▶ [GIVEN EXERCISE]
Render the following material again verbatim, leaving nothing out.

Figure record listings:
.....

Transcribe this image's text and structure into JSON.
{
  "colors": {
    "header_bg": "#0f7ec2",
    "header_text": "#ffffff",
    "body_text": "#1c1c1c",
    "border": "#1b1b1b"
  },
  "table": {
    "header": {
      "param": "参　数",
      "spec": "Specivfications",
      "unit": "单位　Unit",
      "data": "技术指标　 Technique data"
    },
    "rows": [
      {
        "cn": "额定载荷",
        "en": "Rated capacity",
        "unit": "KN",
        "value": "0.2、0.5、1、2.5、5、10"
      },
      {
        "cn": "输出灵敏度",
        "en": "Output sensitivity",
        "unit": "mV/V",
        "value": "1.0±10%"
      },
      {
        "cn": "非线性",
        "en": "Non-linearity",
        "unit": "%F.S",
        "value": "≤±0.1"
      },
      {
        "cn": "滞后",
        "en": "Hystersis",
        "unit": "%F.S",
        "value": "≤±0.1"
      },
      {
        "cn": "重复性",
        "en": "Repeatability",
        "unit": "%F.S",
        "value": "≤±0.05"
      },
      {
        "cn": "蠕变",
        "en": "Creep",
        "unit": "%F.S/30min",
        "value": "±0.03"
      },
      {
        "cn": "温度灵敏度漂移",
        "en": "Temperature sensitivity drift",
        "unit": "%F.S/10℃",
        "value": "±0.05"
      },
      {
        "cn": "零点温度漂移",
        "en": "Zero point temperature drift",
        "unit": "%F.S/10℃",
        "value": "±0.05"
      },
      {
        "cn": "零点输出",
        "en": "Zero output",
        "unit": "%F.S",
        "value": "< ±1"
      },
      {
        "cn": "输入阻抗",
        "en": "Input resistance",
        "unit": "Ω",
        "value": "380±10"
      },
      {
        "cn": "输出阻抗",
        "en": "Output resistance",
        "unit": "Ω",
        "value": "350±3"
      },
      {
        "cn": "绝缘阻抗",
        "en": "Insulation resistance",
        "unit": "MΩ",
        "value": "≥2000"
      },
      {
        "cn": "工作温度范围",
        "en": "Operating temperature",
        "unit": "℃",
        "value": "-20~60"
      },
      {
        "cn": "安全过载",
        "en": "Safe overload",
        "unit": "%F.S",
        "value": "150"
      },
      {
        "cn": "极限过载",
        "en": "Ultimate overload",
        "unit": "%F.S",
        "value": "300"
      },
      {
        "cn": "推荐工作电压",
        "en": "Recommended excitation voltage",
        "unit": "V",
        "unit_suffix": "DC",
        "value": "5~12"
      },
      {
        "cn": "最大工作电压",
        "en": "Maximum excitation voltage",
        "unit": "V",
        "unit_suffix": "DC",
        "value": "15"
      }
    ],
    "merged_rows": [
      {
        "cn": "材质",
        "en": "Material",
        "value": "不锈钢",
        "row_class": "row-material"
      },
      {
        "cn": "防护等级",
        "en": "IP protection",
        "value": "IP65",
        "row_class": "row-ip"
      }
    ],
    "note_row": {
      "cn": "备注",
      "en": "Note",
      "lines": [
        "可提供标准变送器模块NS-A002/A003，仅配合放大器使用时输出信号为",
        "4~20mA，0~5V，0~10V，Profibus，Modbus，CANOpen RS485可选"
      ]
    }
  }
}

.....

▶ [RESULT OF THIS TASK]
Transcribe this image's text and structure into JSON.
{
  "colors": {
    "header_bg": "#0f7ec2",
    "header_text": "#ffffff",
    "body_text": "#1c1c1c",
    "border": "#1b1b1b"
  },
  "table": {
    "header": {
      "param": "参　数",
      "spec": "Specivfications",
      "unit": "单位　Unit",
      "data": "技术指标　 Technique data"
    },
    "rows": [
      {
        "cn": "额定载荷",
        "en": "Rated capacity",
        "unit": "KN",
        "value": "0.2、0.5、1、2.5、5、10"
      },
      {
        "cn": "输出灵敏度",
        "en": "Output sensitivity",
        "unit": "mV/V",
        "value": "1.0±10%"
      },
      {
        "cn": "非线性",
        "en": "Non-linearity",
        "unit": "%F.S",
        "value": "≤±0.1"
      },
      {
        "cn": "滞后",
        "en": "Hystersis",
        "unit": "%F.S",
        "value": "≤±0.1"
      },
      {
        "cn": "重复性",
        "en": "Repeatability",
        "unit": "%F.S",
        "value": "≤±0.05"
      },
      {
        "cn": "蠕变",
        "en": "Creep",
        "unit": "%F.S/30min",
        "value": "±0.03"
      },
      {
        "cn": "温度灵敏度漂移",
        "en": "Temperature sensitivity drift",
        "unit": "%F.S/10℃",
        "value": "±0.05"
      },
      {
        "cn": "零点温度漂移",
        "en": "Zero point temperature drift",
        "unit": "%F.S/10℃",
        "value": "±0.05"
      },
      {
        "cn": "零点输出",
        "en": "Zero output",
        "unit": "%F.S",
        "value": "< ±1"
      },
      {
        "cn": "输入阻抗",
        "en": "Input resistance",
        "unit": "Ω",
        "value": "380±10"
      },
      {
        "cn": "输出阻抗",
        "en": "Output resistance",
        "unit": "Ω",
        "value": "350±3"
      },
      {
        "cn": "绝缘阻抗",
        "en": "Insulation resistance",
        "unit": "MΩ",
        "value": "≥2000"
      },
      {
        "cn": "工作温度范围",
        "en": "Operating temperature",
        "unit": "℃",
        "value": "-20~60"
      },
      {
        "cn": "安全过载",
        "en": "Safe overload",
        "unit": "%F.S",
        "value": "150"
      },
      {
        "cn": "极限过载",
        "en": "Ultimate overload",
        "unit": "%F.S",
        "value": "300"
      },
      {
        "cn": "推荐工作电压",
        "en": "Recommended excitation voltage",
        "unit": "V",
        "unit_suffix": "DC",
        "value": "5~12"
      },
      {
        "cn": "最大工作电压",
        "en": "Maximum excitation voltage",
        "unit": "V",
        "unit_suffix": "DC",
        "value": "15"
      }
    ],
    "merged_rows": [
      {
        "cn": "材质",
        "en": "Material",
        "value": "不锈钢",
        "row_class": "row-material"
      },
      {
        "cn": "防护等级",
        "en": "IP protection",
        "value": "IP65",
        "row_class": "row-ip"
      }
    ],
    "note_row": {
      "cn": "备注",
      "en": "Note",
      "lines": [
        "可提供标准变送器模块NS-A002/A003，仅配合放大器使用时输出信号为",
        "4~20mA，0~5V，0~10V，Profibus，Modbus，CANOpen RS485可选"
      ]
    }
  }
}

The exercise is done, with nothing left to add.